■ Passage shown
# Fun with Window Functions


## Database Connection

In [2]:
# connect to db in public repo
ib.connect_db('ib://ewu/w4111-public/databases/w4111')

Connected to: ib://ewu/w4111-public/databases/w4111


# "The interview"

You are being interviewed for a data scientist position at a major online store, and to get the job, you need to prove that you can answer some of their questions regarding past sales.

To do so, you have access to a dataset containing every sale between 2014 and 2017, stored in a single table. For simplicity, every transaction contains only one item.

■ Task description
From the window functions page, return the stretch that begins at the words "## Database Connection" and stops after "only one item.", copied word for word.

■ Material shown
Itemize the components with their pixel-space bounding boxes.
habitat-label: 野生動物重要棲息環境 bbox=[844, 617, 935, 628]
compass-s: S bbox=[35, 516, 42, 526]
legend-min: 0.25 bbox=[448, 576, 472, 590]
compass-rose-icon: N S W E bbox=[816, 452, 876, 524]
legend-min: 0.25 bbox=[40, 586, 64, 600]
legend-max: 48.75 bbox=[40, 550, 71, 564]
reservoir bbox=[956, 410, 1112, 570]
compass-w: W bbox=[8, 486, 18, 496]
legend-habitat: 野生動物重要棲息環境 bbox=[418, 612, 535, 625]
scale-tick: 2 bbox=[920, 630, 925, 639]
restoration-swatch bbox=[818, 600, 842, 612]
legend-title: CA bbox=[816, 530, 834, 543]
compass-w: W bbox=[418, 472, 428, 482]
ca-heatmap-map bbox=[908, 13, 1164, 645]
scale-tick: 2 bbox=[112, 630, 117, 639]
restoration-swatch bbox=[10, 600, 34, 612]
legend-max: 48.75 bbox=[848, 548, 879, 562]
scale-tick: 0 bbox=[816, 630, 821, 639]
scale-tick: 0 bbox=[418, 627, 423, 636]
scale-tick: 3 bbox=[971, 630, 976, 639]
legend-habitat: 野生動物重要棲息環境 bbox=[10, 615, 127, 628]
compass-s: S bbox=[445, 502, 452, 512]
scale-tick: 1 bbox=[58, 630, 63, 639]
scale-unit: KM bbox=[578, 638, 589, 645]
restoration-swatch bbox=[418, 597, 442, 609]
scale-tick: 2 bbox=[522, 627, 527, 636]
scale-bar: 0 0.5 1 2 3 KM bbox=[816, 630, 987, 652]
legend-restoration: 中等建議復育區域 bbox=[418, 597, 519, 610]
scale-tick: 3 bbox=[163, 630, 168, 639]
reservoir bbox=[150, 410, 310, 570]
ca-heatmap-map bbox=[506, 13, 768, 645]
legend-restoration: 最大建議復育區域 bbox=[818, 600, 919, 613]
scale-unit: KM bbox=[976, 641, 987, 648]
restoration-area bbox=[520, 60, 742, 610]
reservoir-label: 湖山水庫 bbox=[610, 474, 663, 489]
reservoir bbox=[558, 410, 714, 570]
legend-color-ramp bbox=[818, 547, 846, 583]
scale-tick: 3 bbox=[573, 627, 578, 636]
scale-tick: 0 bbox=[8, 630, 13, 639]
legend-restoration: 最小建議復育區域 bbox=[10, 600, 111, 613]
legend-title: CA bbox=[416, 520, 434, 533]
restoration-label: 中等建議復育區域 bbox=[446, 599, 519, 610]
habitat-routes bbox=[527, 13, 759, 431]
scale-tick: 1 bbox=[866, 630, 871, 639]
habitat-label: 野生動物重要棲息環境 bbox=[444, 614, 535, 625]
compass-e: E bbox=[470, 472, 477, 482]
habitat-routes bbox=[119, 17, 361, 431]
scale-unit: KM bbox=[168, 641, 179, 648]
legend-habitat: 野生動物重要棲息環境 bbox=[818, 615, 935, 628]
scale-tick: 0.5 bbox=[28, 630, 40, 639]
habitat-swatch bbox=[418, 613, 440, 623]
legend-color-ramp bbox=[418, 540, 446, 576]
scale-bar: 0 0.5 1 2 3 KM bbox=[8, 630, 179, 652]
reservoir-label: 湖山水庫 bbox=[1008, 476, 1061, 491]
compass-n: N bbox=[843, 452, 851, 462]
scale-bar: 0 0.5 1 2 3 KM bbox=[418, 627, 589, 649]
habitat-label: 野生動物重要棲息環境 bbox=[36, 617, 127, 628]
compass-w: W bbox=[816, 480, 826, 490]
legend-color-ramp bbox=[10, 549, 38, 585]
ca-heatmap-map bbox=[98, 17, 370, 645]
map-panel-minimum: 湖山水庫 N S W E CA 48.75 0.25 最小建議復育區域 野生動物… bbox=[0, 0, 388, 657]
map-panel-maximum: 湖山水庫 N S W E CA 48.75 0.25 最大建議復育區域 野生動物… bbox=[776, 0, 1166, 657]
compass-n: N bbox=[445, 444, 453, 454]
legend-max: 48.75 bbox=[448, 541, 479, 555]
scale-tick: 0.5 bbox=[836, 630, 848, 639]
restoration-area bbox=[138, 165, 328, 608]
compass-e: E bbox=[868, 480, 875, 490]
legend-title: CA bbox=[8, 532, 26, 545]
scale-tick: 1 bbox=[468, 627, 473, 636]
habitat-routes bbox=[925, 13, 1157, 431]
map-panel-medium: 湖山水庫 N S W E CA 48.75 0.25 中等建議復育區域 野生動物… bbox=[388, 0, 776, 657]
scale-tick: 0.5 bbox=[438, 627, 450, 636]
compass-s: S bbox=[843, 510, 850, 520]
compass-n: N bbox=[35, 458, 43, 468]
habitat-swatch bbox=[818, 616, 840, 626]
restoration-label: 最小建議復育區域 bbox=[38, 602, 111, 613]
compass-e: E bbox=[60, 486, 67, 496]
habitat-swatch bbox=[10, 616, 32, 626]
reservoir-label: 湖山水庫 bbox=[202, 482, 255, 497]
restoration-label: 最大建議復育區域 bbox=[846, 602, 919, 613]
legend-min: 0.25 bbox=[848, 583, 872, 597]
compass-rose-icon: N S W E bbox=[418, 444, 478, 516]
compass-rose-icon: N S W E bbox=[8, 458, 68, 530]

■ Written response
## Database Connection

In [2]:
# connect to db in public repo
ib.connect_db('ib://ewu/w4111-public/databases/w4111')

Connected to: ib://ewu/w4111-public/databases/w4111


# "The interview"

You are being interviewed for a data scientist position at a major online store, and to get the job, you need to prove that you can answer some of their questions regarding past sales.

To do so, you have access to a dataset containing every sale between 2014 and 2017, stored in a single table. For simplicity, every transaction contains only one item.